=== Challenge ===
Restate the data below word for word. Skip any images it contains.

=== Data rows ===

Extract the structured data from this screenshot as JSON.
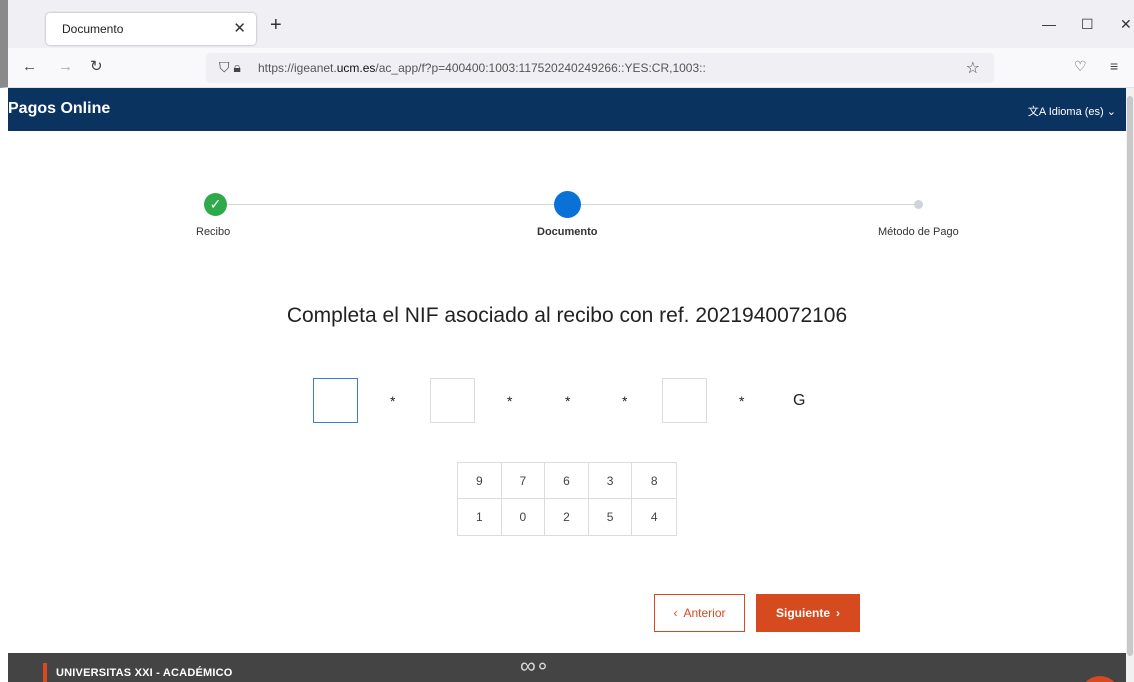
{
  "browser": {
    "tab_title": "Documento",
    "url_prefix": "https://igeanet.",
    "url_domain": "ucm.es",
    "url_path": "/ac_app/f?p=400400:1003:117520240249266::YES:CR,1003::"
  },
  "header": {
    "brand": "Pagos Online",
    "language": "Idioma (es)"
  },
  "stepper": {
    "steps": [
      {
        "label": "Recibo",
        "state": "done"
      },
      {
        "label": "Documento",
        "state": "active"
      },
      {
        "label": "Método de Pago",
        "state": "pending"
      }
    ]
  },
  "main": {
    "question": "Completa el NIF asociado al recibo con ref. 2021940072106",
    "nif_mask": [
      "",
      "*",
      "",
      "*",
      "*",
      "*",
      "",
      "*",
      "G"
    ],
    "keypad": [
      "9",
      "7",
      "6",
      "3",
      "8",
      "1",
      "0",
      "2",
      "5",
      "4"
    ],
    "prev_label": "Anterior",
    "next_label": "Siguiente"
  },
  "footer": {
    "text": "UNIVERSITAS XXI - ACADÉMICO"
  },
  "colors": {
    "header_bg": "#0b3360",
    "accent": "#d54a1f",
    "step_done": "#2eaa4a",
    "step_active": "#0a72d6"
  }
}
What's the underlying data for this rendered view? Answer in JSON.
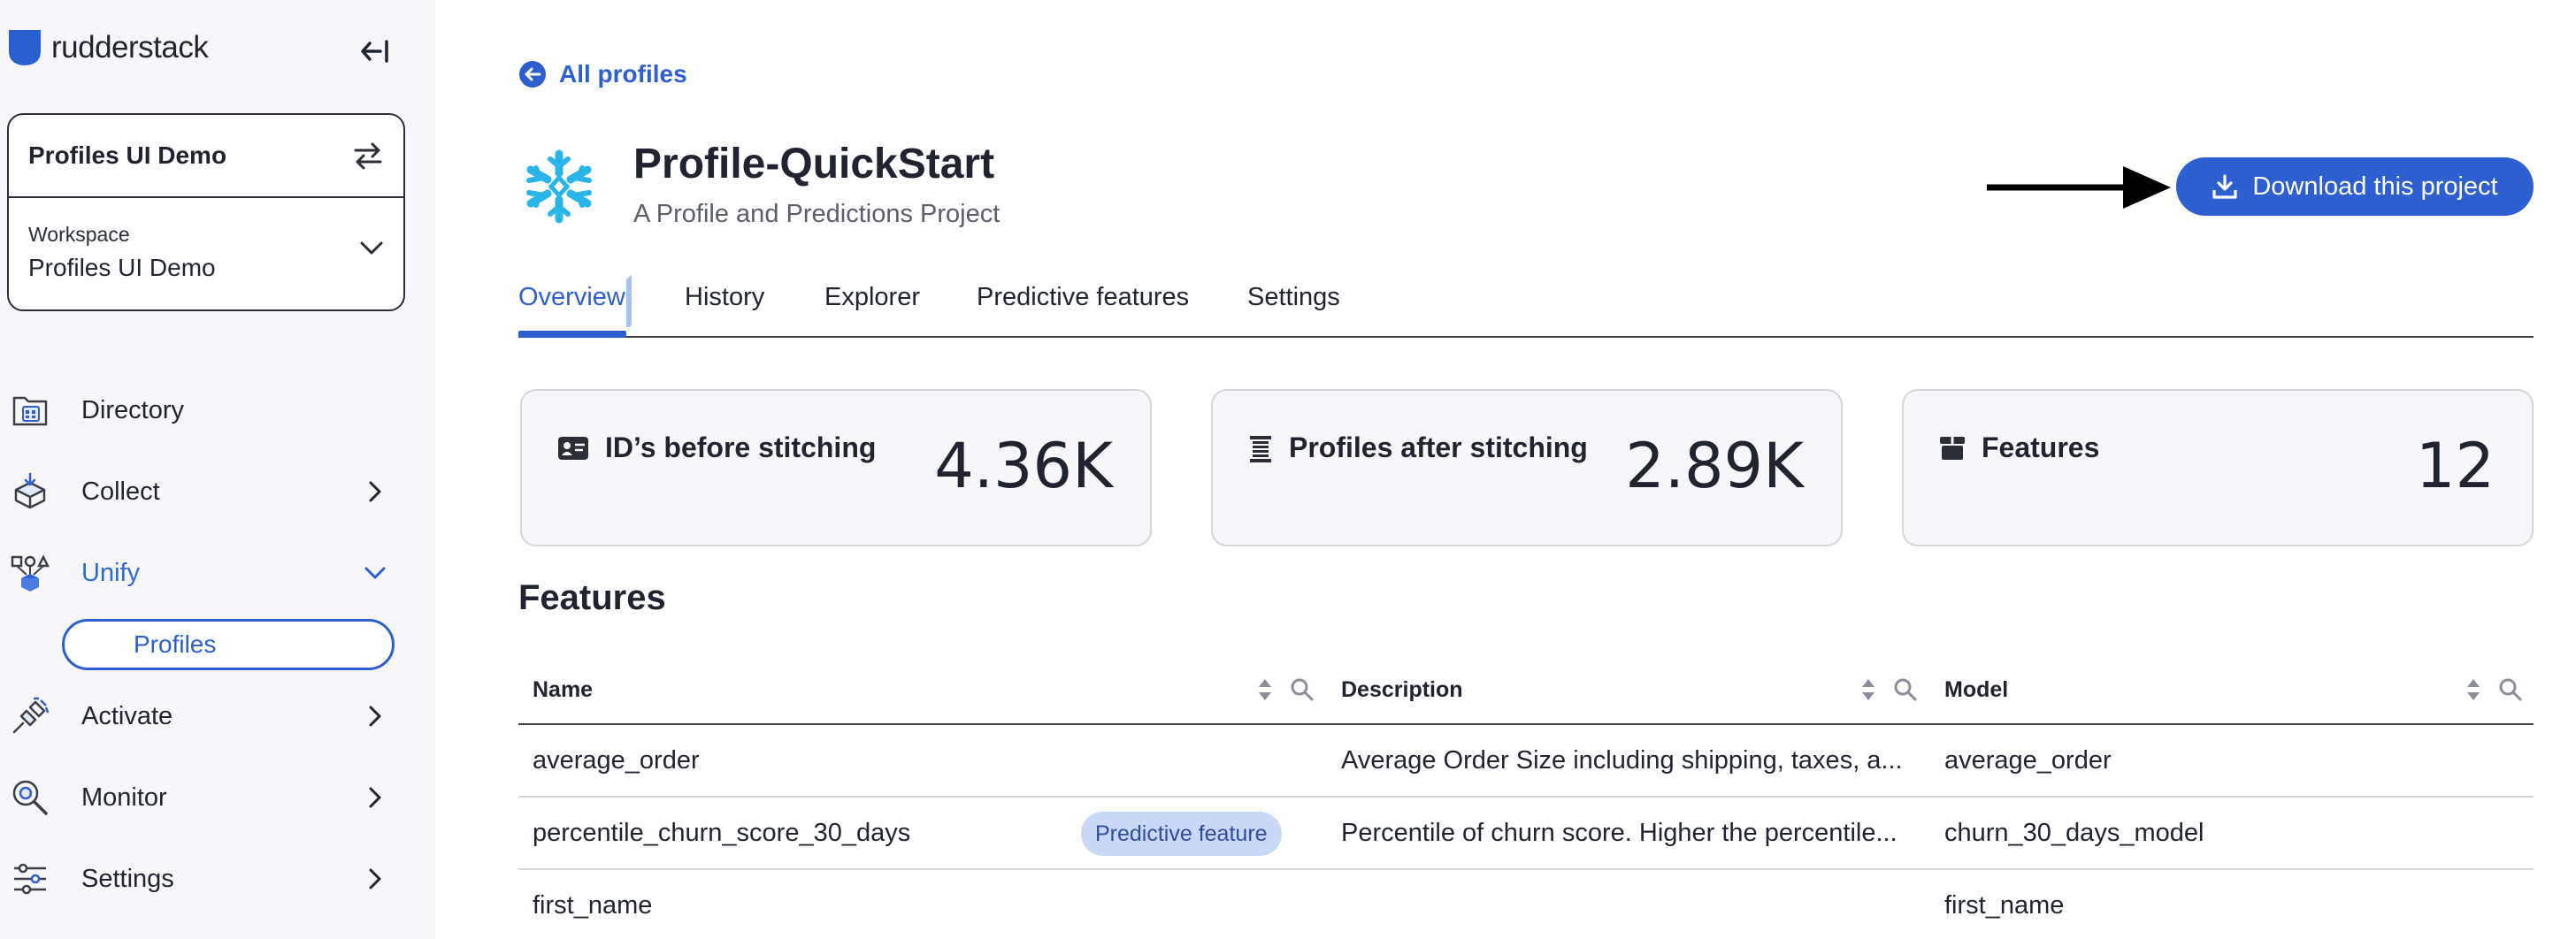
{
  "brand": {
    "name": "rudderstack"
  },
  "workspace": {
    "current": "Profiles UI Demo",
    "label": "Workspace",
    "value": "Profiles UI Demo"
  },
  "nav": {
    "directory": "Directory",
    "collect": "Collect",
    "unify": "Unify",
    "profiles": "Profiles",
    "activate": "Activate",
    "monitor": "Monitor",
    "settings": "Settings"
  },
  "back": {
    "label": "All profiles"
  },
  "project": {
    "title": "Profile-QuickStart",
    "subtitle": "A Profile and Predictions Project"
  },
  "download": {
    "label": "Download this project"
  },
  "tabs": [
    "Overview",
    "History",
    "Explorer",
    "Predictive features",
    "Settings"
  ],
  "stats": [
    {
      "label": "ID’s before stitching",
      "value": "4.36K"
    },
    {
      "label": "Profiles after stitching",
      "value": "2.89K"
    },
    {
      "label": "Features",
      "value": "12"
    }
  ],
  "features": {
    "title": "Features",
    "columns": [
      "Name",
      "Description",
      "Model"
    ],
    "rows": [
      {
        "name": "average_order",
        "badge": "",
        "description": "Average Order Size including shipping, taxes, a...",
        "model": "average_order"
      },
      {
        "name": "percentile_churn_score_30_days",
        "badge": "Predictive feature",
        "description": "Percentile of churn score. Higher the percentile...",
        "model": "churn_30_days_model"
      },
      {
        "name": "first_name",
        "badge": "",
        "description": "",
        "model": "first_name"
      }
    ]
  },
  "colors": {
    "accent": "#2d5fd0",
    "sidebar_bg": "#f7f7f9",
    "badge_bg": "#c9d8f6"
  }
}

=== Complete output ===
Extract the structured data from this screenshot as JSON.
{
  "browser": {
    "tab_title": "Documento",
    "url_prefix": "https://igeanet.",
    "url_domain": "ucm.es",
    "url_path": "/ac_app/f?p=400400:1003:117520240249266::YES:CR,1003::"
  },
  "header": {
    "brand": "Pagos Online",
    "language": "Idioma (es)"
  },
  "stepper": {
    "steps": [
      {
        "label": "Recibo",
        "state": "done"
      },
      {
        "label": "Documento",
        "state": "active"
      },
      {
        "label": "Método de Pago",
        "state": "pending"
      }
    ]
  },
  "main": {
    "question": "Completa el NIF asociado al recibo con ref. 2021940072106",
    "nif_mask": [
      "",
      "*",
      "",
      "*",
      "*",
      "*",
      "",
      "*",
      "G"
    ],
    "keypad": [
      "9",
      "7",
      "6",
      "3",
      "8",
      "1",
      "0",
      "2",
      "5",
      "4"
    ],
    "prev_label": "Anterior",
    "next_label": "Siguiente"
  },
  "footer": {
    "text": "UNIVERSITAS XXI - ACADÉMICO"
  },
  "colors": {
    "header_bg": "#0b3360",
    "accent": "#d54a1f",
    "step_done": "#2eaa4a",
    "step_active": "#0a72d6"
  }
}
What's the underlying data for this rendered view? Answer in JSON.
{
  "brand": {
    "name": "rudderstack"
  },
  "workspace": {
    "current": "Profiles UI Demo",
    "label": "Workspace",
    "value": "Profiles UI Demo"
  },
  "nav": {
    "directory": "Directory",
    "collect": "Collect",
    "unify": "Unify",
    "profiles": "Profiles",
    "activate": "Activate",
    "monitor": "Monitor",
    "settings": "Settings"
  },
  "back": {
    "label": "All profiles"
  },
  "project": {
    "title": "Profile-QuickStart",
    "subtitle": "A Profile and Predictions Project"
  },
  "download": {
    "label": "Download this project"
  },
  "tabs": [
    "Overview",
    "History",
    "Explorer",
    "Predictive features",
    "Settings"
  ],
  "stats": [
    {
      "label": "ID’s before stitching",
      "value": "4.36K"
    },
    {
      "label": "Profiles after stitching",
      "value": "2.89K"
    },
    {
      "label": "Features",
      "value": "12"
    }
  ],
  "features": {
    "title": "Features",
    "columns": [
      "Name",
      "Description",
      "Model"
    ],
    "rows": [
      {
        "name": "average_order",
        "badge": "",
        "description": "Average Order Size including shipping, taxes, a...",
        "model": "average_order"
      },
      {
        "name": "percentile_churn_score_30_days",
        "badge": "Predictive feature",
        "description": "Percentile of churn score. Higher the percentile...",
        "model": "churn_30_days_model"
      },
      {
        "name": "first_name",
        "badge": "",
        "description": "",
        "model": "first_name"
      }
    ]
  },
  "colors": {
    "accent": "#2d5fd0",
    "sidebar_bg": "#f7f7f9",
    "badge_bg": "#c9d8f6"
  }
}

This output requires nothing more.